**WORK TO BE COMPLETED:** Here are some records; copy every line that holds the word "ACLs".

**THE INPUT:**

========================================================================

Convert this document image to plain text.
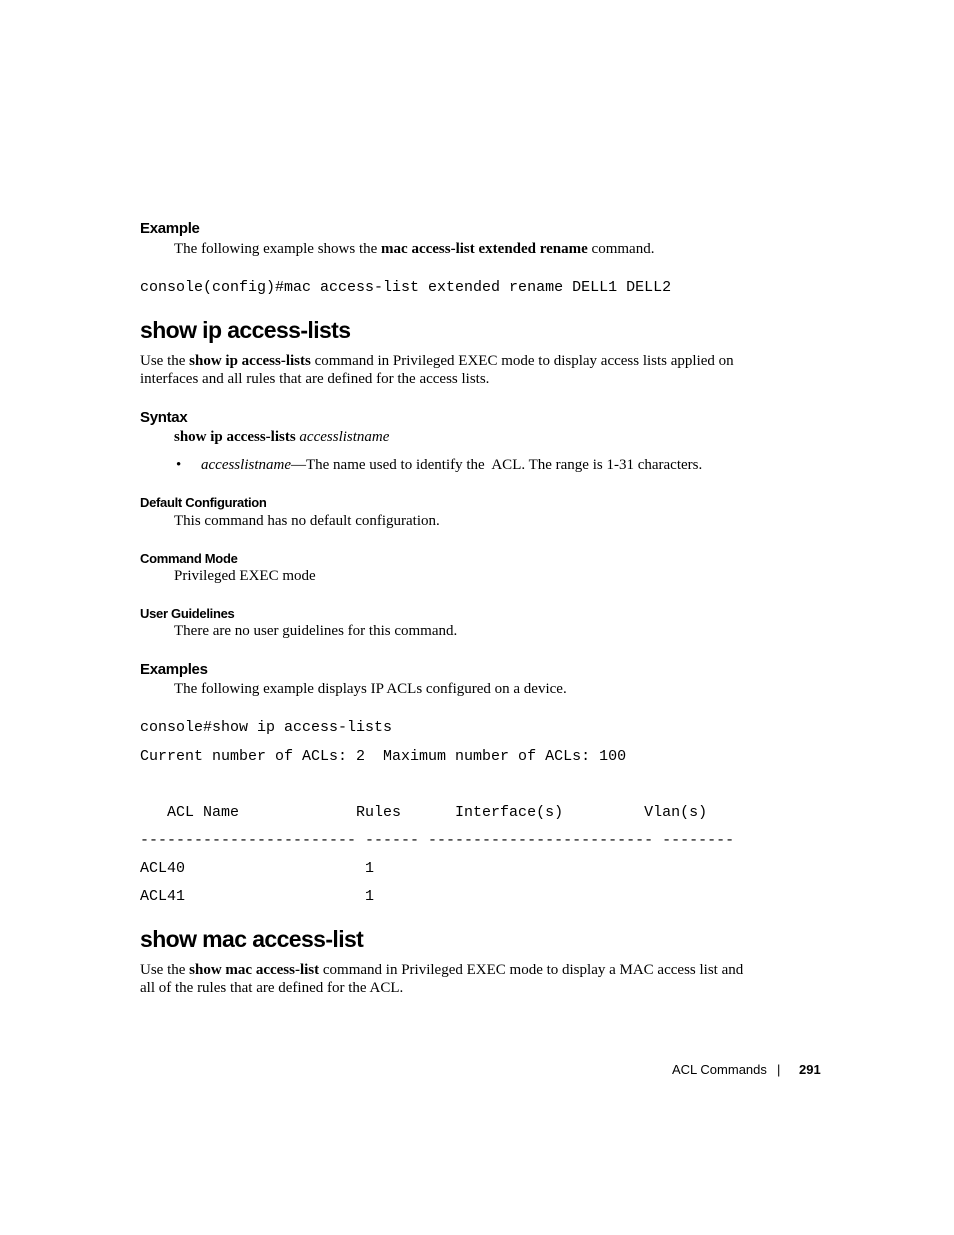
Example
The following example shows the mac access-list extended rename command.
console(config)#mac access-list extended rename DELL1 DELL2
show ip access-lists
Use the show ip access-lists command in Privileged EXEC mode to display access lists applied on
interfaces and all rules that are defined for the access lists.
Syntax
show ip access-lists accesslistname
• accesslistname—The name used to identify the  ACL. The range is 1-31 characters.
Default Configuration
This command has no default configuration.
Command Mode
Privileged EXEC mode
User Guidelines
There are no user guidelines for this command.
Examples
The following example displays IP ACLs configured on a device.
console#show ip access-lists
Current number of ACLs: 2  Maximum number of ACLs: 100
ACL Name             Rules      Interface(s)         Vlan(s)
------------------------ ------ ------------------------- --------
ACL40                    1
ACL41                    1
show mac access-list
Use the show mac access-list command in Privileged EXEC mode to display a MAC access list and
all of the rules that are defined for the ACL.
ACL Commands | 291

========================================================================

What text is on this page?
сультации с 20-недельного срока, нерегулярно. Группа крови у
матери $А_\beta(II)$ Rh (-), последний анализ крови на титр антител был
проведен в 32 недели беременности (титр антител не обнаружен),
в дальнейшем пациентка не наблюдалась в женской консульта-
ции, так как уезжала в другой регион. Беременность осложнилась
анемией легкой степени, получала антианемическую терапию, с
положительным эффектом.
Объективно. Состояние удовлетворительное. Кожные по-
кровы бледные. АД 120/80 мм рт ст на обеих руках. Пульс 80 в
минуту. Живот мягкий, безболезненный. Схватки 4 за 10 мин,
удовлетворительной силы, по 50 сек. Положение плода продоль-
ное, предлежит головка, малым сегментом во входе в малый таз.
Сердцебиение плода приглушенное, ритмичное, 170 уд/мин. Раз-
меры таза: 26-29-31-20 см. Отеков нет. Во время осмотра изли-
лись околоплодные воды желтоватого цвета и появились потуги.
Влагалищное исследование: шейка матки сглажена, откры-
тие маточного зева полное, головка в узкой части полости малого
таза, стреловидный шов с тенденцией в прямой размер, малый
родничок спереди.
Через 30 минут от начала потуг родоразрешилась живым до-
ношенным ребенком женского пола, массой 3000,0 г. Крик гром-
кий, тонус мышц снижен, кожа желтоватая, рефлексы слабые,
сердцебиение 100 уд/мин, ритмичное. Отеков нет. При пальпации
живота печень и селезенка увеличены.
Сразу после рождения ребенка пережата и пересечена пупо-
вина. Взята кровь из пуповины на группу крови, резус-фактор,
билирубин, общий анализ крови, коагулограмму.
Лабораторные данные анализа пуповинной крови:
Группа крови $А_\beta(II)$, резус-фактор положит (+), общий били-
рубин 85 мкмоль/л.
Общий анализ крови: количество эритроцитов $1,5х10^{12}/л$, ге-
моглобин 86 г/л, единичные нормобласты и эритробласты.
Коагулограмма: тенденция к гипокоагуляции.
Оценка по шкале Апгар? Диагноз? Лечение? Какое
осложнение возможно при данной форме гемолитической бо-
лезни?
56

========================================================================

**OUTPUT BELOW:**
The following example displays IP ACLs configured on a device.
Current number of ACLs: 2  Maximum number of ACLs: 100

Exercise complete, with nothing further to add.